··· Entries provided ···

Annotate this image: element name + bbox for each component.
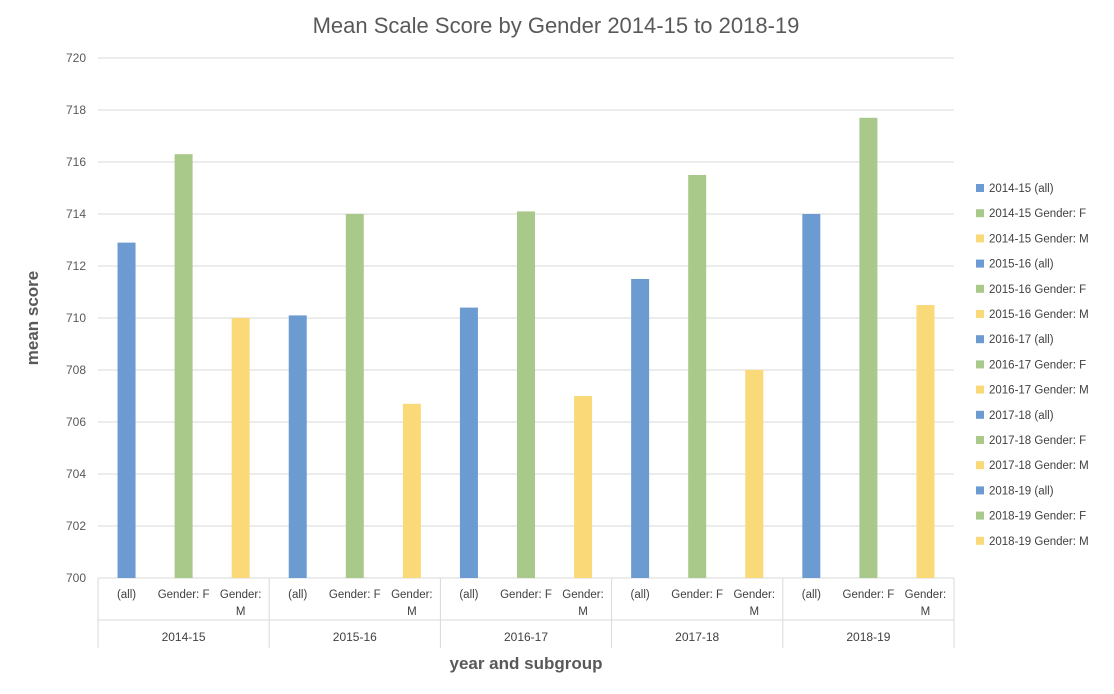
y-tick-label: 700 [66,571,86,585]
legend-swatch [976,360,984,369]
x-category-label: Gender: F [329,589,381,601]
y-tick-label: 710 [66,311,86,325]
x-category-label: Gender: [905,589,947,601]
x-group-label: 2018-19 [846,630,890,644]
x-category-label: M [578,606,588,618]
x-category-label: (all) [117,589,136,601]
legend-label: 2018-19 Gender: F [989,511,1086,523]
legend-label: 2014-15 (all) [989,183,1054,195]
bar-2014-15-female [174,154,193,578]
x-group-label: 2017-18 [675,630,719,644]
legend-label: 2016-17 Gender: M [989,385,1089,397]
y-tick-label: 704 [66,467,86,481]
legend-label: 2015-16 (all) [989,259,1054,271]
x-category-label: (all) [631,589,650,601]
y-tick-label: 716 [66,155,86,169]
legend-label: 2015-16 Gender: M [989,309,1089,321]
legend-label: 2014-15 Gender: M [989,233,1089,245]
bar-2017-18-male [745,370,764,578]
x-category-label: M [407,606,417,618]
y-tick-label: 706 [66,415,86,429]
bar-2014-15-male [231,318,250,578]
y-tick-label: 714 [66,207,86,221]
legend-swatch [976,284,984,293]
legend-swatch [976,184,984,192]
legend-swatch [976,486,984,495]
x-category-label: M [236,606,246,618]
y-axis-title: mean score [23,271,42,366]
bar-2017-18-female [688,175,707,578]
x-category-label: Gender: [562,589,604,601]
legend-label: 2014-15 Gender: F [989,208,1086,220]
bar-2014-15-all [117,242,136,578]
legend-label: 2016-17 Gender: F [989,359,1086,371]
chart-title: Mean Scale Score by Gender 2014-15 to 20… [313,13,800,38]
x-category-label: Gender: [733,589,775,601]
y-tick-label: 718 [66,103,86,117]
bar-2018-19-all [802,214,821,578]
legend-label: 2017-18 Gender: F [989,435,1086,447]
x-category-label: Gender: F [158,589,210,601]
legend-swatch [976,234,984,243]
y-tick-label: 712 [66,259,86,273]
legend-label: 2016-17 (all) [989,334,1054,346]
x-group-label: 2015-16 [333,630,377,644]
x-category-label: M [921,606,931,618]
bar-2016-17-all [459,307,478,578]
x-category-label: (all) [288,589,307,601]
x-category-label: Gender: [391,589,433,601]
legend-label: 2018-19 (all) [989,485,1054,497]
bar-2018-19-male [916,305,935,578]
x-category-label: Gender: F [500,589,552,601]
legend-swatch [976,209,984,218]
bar-2016-17-male [574,396,593,578]
bar-2016-17-female [517,211,535,578]
x-axis-categories: (all) Gender: F Gender: M 2014-15 (all) Gender… [97,578,955,648]
x-category-label: (all) [802,589,821,601]
legend-swatch [976,511,984,520]
y-tick-label: 708 [66,363,86,377]
legend-swatch [976,536,984,545]
legend-label: 2017-18 (all) [989,410,1054,422]
x-category-label: (all) [459,589,478,601]
legend-swatch [976,259,984,268]
x-category-label: M [749,606,759,618]
legend: 2014-15 (all) 2014-15 Gender: F 2014-15 Ge… [976,183,1089,548]
legend-swatch [976,310,984,318]
legend-swatch [976,461,984,470]
x-group-label: 2016-17 [504,630,548,644]
x-category-label: Gender: F [671,589,723,601]
bar-2015-16-all [288,315,307,578]
bar-2015-16-female [345,214,364,578]
legend-swatch [976,436,984,444]
legend-label: 2018-19 Gender: M [989,536,1089,548]
bar-2017-18-all [631,279,650,578]
y-tick-label: 702 [66,519,86,533]
legend-label: 2015-16 Gender: F [989,284,1086,296]
y-axis-ticks: 700 702 704 706 708 710 712 714 716 718 720 [66,51,86,585]
x-axis-title: year and subgroup [449,654,602,673]
x-category-label: Gender: F [843,589,895,601]
x-category-label: Gender: [220,589,262,601]
legend-label: 2017-18 Gender: M [989,460,1089,472]
bar-2018-19-female [859,117,878,579]
x-group-label: 2014-15 [162,630,206,644]
legend-swatch [976,410,984,419]
bars [117,117,935,579]
y-tick-label: 720 [66,51,86,65]
legend-swatch [976,335,984,344]
bar-2015-16-male [402,403,421,578]
legend-swatch [976,385,984,394]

···

Reproduce every line of the listing above verbatim. Omit the picture.

Annotate this image: element name + bbox for each component.
y-tick-label: 700 [66,571,86,585]
legend-swatch [976,360,984,369]
x-category-label: Gender: F [329,589,381,601]
y-tick-label: 710 [66,311,86,325]
x-category-label: Gender: [905,589,947,601]
x-group-label: 2018-19 [846,630,890,644]
x-category-label: M [578,606,588,618]
x-category-label: (all) [117,589,136,601]
legend-label: 2018-19 Gender: F [989,511,1086,523]
legend-label: 2014-15 (all) [989,183,1054,195]
bar-2014-15-female [174,154,193,578]
x-group-label: 2017-18 [675,630,719,644]
legend-label: 2016-17 Gender: M [989,385,1089,397]
y-tick-label: 704 [66,467,86,481]
legend-label: 2015-16 (all) [989,259,1054,271]
x-category-label: (all) [631,589,650,601]
y-tick-label: 716 [66,155,86,169]
legend-label: 2015-16 Gender: M [989,309,1089,321]
legend-label: 2014-15 Gender: M [989,233,1089,245]
bar-2017-18-male [745,370,764,578]
x-category-label: M [407,606,417,618]
y-tick-label: 706 [66,415,86,429]
bar-2014-15-male [231,318,250,578]
y-tick-label: 714 [66,207,86,221]
legend-swatch [976,284,984,293]
legend-swatch [976,184,984,192]
legend-swatch [976,486,984,495]
x-category-label: M [236,606,246,618]
y-axis-title: mean score [23,271,42,366]
bar-2017-18-female [688,175,707,578]
x-category-label: Gender: [562,589,604,601]
legend-label: 2014-15 Gender: F [989,208,1086,220]
bar-2014-15-all [117,242,136,578]
legend-label: 2016-17 Gender: F [989,359,1086,371]
chart-title: Mean Scale Score by Gender 2014-15 to 20… [313,13,800,38]
x-category-label: Gender: [733,589,775,601]
y-tick-label: 718 [66,103,86,117]
bar-2018-19-all [802,214,821,578]
legend-label: 2017-18 Gender: F [989,435,1086,447]
x-category-label: Gender: F [158,589,210,601]
legend-swatch [976,234,984,243]
y-tick-label: 712 [66,259,86,273]
legend-label: 2016-17 (all) [989,334,1054,346]
x-group-label: 2015-16 [333,630,377,644]
x-category-label: M [921,606,931,618]
bar-2016-17-all [459,307,478,578]
x-category-label: (all) [288,589,307,601]
x-category-label: Gender: [391,589,433,601]
legend-label: 2018-19 (all) [989,485,1054,497]
bar-2018-19-male [916,305,935,578]
x-category-label: Gender: F [500,589,552,601]
legend-swatch [976,209,984,218]
bar-2016-17-male [574,396,593,578]
bar-2016-17-female [517,211,535,578]
x-axis-categories: (all) Gender: F Gender: M 2014-15 (all) Gender… [97,578,955,648]
x-category-label: (all) [802,589,821,601]
legend-swatch [976,511,984,520]
y-tick-label: 708 [66,363,86,377]
legend-swatch [976,536,984,545]
legend-label: 2017-18 (all) [989,410,1054,422]
x-category-label: (all) [459,589,478,601]
legend-swatch [976,259,984,268]
x-category-label: M [749,606,759,618]
legend: 2014-15 (all) 2014-15 Gender: F 2014-15 Ge… [976,183,1089,548]
legend-swatch [976,310,984,318]
legend-swatch [976,461,984,470]
x-group-label: 2016-17 [504,630,548,644]
x-category-label: Gender: F [671,589,723,601]
bar-2015-16-all [288,315,307,578]
bar-2015-16-female [345,214,364,578]
legend-swatch [976,436,984,444]
legend-label: 2018-19 Gender: M [989,536,1089,548]
bar-2017-18-all [631,279,650,578]
y-tick-label: 702 [66,519,86,533]
legend-label: 2015-16 Gender: F [989,284,1086,296]
y-axis-ticks: 700 702 704 706 708 710 712 714 716 718 720 [66,51,86,585]
x-axis-title: year and subgroup [449,654,602,673]
x-category-label: Gender: F [843,589,895,601]
x-category-label: Gender: [220,589,262,601]
legend-label: 2017-18 Gender: M [989,460,1089,472]
bar-2018-19-female [859,117,878,579]
x-group-label: 2014-15 [162,630,206,644]
legend-swatch [976,410,984,419]
bars [117,117,935,579]
y-tick-label: 720 [66,51,86,65]
legend-swatch [976,335,984,344]
bar-2015-16-male [402,403,421,578]
legend-swatch [976,385,984,394]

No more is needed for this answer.